THE REQUEST: From the listing below, pull out the lines that hold "rate".

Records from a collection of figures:
┏━━
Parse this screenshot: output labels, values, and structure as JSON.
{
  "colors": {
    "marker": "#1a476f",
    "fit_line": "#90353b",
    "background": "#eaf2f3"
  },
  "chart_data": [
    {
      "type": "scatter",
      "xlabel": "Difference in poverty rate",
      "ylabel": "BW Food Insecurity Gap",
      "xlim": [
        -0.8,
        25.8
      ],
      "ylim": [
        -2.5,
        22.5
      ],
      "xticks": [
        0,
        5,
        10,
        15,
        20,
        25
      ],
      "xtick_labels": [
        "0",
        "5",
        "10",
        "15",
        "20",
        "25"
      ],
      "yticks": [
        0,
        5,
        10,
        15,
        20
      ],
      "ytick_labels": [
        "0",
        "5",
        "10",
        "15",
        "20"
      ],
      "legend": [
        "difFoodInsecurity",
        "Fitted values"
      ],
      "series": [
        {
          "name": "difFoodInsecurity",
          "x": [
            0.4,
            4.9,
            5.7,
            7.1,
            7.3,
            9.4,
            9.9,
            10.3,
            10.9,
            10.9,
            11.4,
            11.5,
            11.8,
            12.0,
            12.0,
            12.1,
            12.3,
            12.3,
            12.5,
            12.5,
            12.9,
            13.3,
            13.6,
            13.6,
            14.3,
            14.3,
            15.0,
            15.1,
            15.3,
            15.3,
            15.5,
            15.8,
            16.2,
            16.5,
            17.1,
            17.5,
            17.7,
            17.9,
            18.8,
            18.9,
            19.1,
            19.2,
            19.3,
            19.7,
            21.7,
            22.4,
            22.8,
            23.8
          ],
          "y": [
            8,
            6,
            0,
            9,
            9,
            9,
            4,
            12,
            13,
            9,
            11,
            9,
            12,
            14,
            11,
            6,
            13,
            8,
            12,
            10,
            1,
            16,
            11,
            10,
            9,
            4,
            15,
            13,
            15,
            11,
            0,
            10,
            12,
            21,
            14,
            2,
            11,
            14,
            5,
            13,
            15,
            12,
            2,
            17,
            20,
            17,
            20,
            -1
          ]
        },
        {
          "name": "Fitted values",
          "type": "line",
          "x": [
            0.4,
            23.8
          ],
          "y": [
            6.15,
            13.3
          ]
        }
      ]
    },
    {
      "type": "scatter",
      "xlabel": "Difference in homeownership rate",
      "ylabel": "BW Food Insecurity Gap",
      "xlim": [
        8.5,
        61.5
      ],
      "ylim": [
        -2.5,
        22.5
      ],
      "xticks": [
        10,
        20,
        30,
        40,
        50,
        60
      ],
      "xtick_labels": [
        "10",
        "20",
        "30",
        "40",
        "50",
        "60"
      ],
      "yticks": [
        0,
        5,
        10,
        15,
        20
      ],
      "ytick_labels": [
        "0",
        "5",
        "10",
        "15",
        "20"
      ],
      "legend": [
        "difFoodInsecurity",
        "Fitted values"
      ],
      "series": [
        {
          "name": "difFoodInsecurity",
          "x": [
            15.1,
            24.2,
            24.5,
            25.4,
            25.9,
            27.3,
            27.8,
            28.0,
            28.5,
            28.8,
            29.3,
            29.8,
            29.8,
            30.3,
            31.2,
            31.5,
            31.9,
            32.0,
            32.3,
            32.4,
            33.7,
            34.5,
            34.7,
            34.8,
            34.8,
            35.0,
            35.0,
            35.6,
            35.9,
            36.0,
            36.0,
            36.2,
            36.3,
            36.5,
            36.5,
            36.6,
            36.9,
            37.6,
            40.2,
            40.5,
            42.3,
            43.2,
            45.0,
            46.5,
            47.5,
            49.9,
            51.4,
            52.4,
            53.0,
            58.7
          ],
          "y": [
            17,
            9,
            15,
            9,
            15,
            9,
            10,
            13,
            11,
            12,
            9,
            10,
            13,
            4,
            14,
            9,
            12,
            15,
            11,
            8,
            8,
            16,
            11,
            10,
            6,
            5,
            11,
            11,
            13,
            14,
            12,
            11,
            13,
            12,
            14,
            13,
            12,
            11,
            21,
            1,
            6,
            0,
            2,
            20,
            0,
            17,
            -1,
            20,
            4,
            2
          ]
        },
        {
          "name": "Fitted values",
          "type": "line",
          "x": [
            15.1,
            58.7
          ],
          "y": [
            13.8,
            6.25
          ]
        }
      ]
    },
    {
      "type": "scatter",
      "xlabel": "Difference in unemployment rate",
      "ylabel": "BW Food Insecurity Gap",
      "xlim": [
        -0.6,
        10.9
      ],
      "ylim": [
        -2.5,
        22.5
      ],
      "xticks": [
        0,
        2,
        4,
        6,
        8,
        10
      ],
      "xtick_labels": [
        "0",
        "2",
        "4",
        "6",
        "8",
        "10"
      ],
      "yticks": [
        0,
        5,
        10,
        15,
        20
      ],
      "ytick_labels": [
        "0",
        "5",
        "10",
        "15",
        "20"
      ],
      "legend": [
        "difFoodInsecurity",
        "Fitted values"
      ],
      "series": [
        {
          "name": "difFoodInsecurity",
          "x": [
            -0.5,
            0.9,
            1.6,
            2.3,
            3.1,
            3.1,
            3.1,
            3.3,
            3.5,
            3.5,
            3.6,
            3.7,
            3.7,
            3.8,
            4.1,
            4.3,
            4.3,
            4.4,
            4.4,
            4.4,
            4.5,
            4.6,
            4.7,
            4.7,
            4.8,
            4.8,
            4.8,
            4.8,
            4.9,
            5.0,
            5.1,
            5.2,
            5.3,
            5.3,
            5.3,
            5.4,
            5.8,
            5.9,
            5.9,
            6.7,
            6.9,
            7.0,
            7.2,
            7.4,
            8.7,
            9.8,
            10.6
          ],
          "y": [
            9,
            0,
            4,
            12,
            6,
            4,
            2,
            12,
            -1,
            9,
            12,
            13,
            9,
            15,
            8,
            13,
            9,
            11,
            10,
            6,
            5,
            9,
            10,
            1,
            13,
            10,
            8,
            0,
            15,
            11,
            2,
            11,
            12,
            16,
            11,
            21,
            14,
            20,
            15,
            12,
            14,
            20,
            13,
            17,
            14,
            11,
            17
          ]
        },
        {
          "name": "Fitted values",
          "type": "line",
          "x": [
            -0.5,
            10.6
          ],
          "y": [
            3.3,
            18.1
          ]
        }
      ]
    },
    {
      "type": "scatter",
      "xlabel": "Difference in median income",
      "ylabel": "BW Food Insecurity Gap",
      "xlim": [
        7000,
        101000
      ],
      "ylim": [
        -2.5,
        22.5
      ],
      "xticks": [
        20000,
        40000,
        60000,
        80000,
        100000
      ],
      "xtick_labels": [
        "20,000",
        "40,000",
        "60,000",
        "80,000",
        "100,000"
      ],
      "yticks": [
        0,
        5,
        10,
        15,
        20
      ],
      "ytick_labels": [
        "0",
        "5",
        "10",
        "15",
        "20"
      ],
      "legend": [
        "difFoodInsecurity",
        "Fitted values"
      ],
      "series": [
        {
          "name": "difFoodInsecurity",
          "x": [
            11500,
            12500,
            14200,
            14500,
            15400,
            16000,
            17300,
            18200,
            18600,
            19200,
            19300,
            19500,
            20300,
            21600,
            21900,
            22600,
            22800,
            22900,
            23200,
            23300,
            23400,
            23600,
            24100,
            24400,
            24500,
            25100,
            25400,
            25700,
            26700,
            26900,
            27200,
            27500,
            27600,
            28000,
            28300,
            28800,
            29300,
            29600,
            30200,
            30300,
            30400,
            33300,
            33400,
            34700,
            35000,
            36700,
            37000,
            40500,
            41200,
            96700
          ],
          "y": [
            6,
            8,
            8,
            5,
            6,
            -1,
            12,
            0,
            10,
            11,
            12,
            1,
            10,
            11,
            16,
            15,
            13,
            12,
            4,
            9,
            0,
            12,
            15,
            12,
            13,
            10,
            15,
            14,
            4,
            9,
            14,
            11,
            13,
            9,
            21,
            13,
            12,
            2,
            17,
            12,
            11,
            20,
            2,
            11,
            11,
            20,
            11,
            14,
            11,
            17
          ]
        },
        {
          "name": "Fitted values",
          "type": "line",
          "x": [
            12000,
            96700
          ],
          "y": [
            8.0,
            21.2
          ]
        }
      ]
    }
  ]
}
┗━━
EXERCISE RESPONSE:
      "xlabel": "Difference in poverty rate",
      "xlabel": "Difference in homeownership rate",
      "xlabel": "Difference in unemployment rate",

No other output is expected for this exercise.